» **What to produce**
Write each line out again exactly as written.

(A block of data)
──────────

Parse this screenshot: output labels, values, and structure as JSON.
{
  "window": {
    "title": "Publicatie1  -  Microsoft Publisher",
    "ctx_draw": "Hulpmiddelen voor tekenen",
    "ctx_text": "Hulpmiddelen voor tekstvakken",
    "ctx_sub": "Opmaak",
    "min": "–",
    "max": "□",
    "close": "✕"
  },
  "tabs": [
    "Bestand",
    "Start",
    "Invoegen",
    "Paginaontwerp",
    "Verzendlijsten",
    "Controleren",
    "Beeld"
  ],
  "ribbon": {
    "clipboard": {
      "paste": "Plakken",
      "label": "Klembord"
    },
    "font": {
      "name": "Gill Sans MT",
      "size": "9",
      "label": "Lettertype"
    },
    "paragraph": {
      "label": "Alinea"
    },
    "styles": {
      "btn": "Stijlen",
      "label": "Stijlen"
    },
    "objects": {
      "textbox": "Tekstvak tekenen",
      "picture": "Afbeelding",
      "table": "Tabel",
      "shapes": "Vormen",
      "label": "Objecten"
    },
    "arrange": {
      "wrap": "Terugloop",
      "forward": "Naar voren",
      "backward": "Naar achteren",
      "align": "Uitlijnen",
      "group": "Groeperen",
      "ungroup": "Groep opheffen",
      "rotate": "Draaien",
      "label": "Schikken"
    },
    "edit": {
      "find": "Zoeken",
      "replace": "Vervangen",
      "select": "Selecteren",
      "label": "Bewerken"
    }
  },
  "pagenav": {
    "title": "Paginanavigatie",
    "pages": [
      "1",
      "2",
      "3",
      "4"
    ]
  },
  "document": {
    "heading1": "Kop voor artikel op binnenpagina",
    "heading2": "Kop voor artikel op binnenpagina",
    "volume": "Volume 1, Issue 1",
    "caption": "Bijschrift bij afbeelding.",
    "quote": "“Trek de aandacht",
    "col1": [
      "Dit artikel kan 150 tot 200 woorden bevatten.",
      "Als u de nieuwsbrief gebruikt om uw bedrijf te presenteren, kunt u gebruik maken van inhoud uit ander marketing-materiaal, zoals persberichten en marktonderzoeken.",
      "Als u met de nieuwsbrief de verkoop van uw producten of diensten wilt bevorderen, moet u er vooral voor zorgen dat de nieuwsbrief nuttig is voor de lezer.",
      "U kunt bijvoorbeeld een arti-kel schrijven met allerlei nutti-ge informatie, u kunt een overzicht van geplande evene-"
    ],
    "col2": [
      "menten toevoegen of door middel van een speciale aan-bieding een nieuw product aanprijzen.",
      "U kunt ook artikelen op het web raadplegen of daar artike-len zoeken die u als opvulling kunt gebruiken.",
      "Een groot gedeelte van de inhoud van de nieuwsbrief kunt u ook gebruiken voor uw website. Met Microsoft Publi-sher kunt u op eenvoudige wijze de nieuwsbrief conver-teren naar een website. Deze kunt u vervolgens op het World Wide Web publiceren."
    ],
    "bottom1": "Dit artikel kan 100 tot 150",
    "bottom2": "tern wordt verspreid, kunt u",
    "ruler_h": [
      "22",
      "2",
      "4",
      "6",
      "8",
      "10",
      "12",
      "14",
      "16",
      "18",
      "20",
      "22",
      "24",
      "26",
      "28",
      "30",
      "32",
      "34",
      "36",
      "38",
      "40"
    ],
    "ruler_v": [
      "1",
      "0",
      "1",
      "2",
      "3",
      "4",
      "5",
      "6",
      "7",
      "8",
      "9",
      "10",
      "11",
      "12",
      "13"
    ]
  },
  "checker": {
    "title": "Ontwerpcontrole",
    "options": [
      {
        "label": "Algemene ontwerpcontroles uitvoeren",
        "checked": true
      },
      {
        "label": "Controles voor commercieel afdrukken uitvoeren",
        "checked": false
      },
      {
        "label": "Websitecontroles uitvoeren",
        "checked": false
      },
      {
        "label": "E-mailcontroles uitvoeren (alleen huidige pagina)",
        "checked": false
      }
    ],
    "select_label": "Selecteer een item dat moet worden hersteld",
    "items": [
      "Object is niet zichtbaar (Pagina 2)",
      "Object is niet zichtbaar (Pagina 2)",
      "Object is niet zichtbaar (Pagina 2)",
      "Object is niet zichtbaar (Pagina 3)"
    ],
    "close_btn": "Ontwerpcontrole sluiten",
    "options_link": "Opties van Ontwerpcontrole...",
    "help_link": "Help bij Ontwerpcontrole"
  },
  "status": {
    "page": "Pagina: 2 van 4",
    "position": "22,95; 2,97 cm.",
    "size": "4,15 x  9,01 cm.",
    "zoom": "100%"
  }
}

──────────

» **Final result**
Parse this screenshot: output labels, values, and structure as JSON.
{
  "window": {
    "title": "Publicatie1  -  Microsoft Publisher",
    "ctx_draw": "Hulpmiddelen voor tekenen",
    "ctx_text": "Hulpmiddelen voor tekstvakken",
    "ctx_sub": "Opmaak",
    "min": "–",
    "max": "□",
    "close": "✕"
  },
  "tabs": [
    "Bestand",
    "Start",
    "Invoegen",
    "Paginaontwerp",
    "Verzendlijsten",
    "Controleren",
    "Beeld"
  ],
  "ribbon": {
    "clipboard": {
      "paste": "Plakken",
      "label": "Klembord"
    },
    "font": {
      "name": "Gill Sans MT",
      "size": "9",
      "label": "Lettertype"
    },
    "paragraph": {
      "label": "Alinea"
    },
    "styles": {
      "btn": "Stijlen",
      "label": "Stijlen"
    },
    "objects": {
      "textbox": "Tekstvak tekenen",
      "picture": "Afbeelding",
      "table": "Tabel",
      "shapes": "Vormen",
      "label": "Objecten"
    },
    "arrange": {
      "wrap": "Terugloop",
      "forward": "Naar voren",
      "backward": "Naar achteren",
      "align": "Uitlijnen",
      "group": "Groeperen",
      "ungroup": "Groep opheffen",
      "rotate": "Draaien",
      "label": "Schikken"
    },
    "edit": {
      "find": "Zoeken",
      "replace": "Vervangen",
      "select": "Selecteren",
      "label": "Bewerken"
    }
  },
  "pagenav": {
    "title": "Paginanavigatie",
    "pages": [
      "1",
      "2",
      "3",
      "4"
    ]
  },
  "document": {
    "heading1": "Kop voor artikel op binnenpagina",
    "heading2": "Kop voor artikel op binnenpagina",
    "volume": "Volume 1, Issue 1",
    "caption": "Bijschrift bij afbeelding.",
    "quote": "“Trek de aandacht",
    "col1": [
      "Dit artikel kan 150 tot 200 woorden bevatten.",
      "Als u de nieuwsbrief gebruikt om uw bedrijf te presenteren, kunt u gebruik maken van inhoud uit ander marketing-materiaal, zoals persberichten en marktonderzoeken.",
      "Als u met de nieuwsbrief de verkoop van uw producten of diensten wilt bevorderen, moet u er vooral voor zorgen dat de nieuwsbrief nuttig is voor de lezer.",
      "U kunt bijvoorbeeld een arti-kel schrijven met allerlei nutti-ge informatie, u kunt een overzicht van geplande evene-"
    ],
    "col2": [
      "menten toevoegen of door middel van een speciale aan-bieding een nieuw product aanprijzen.",
      "U kunt ook artikelen op het web raadplegen of daar artike-len zoeken die u als opvulling kunt gebruiken.",
      "Een groot gedeelte van de inhoud van de nieuwsbrief kunt u ook gebruiken voor uw website. Met Microsoft Publi-sher kunt u op eenvoudige wijze de nieuwsbrief conver-teren naar een website. Deze kunt u vervolgens op het World Wide Web publiceren."
    ],
    "bottom1": "Dit artikel kan 100 tot 150",
    "bottom2": "tern wordt verspreid, kunt u",
    "ruler_h": [
      "22",
      "2",
      "4",
      "6",
      "8",
      "10",
      "12",
      "14",
      "16",
      "18",
      "20",
      "22",
      "24",
      "26",
      "28",
      "30",
      "32",
      "34",
      "36",
      "38",
      "40"
    ],
    "ruler_v": [
      "1",
      "0",
      "1",
      "2",
      "3",
      "4",
      "5",
      "6",
      "7",
      "8",
      "9",
      "10",
      "11",
      "12",
      "13"
    ]
  },
  "checker": {
    "title": "Ontwerpcontrole",
    "options": [
      {
        "label": "Algemene ontwerpcontroles uitvoeren",
        "checked": true
      },
      {
        "label": "Controles voor commercieel afdrukken uitvoeren",
        "checked": false
      },
      {
        "label": "Websitecontroles uitvoeren",
        "checked": false
      },
      {
        "label": "E-mailcontroles uitvoeren (alleen huidige pagina)",
        "checked": false
      }
    ],
    "select_label": "Selecteer een item dat moet worden hersteld",
    "items": [
      "Object is niet zichtbaar (Pagina 2)",
      "Object is niet zichtbaar (Pagina 2)",
      "Object is niet zichtbaar (Pagina 2)",
      "Object is niet zichtbaar (Pagina 3)"
    ],
    "close_btn": "Ontwerpcontrole sluiten",
    "options_link": "Opties van Ontwerpcontrole...",
    "help_link": "Help bij Ontwerpcontrole"
  },
  "status": {
    "page": "Pagina: 2 van 4",
    "position": "22,95; 2,97 cm.",
    "size": "4,15 x  9,01 cm.",
    "zoom": "100%"
  }
}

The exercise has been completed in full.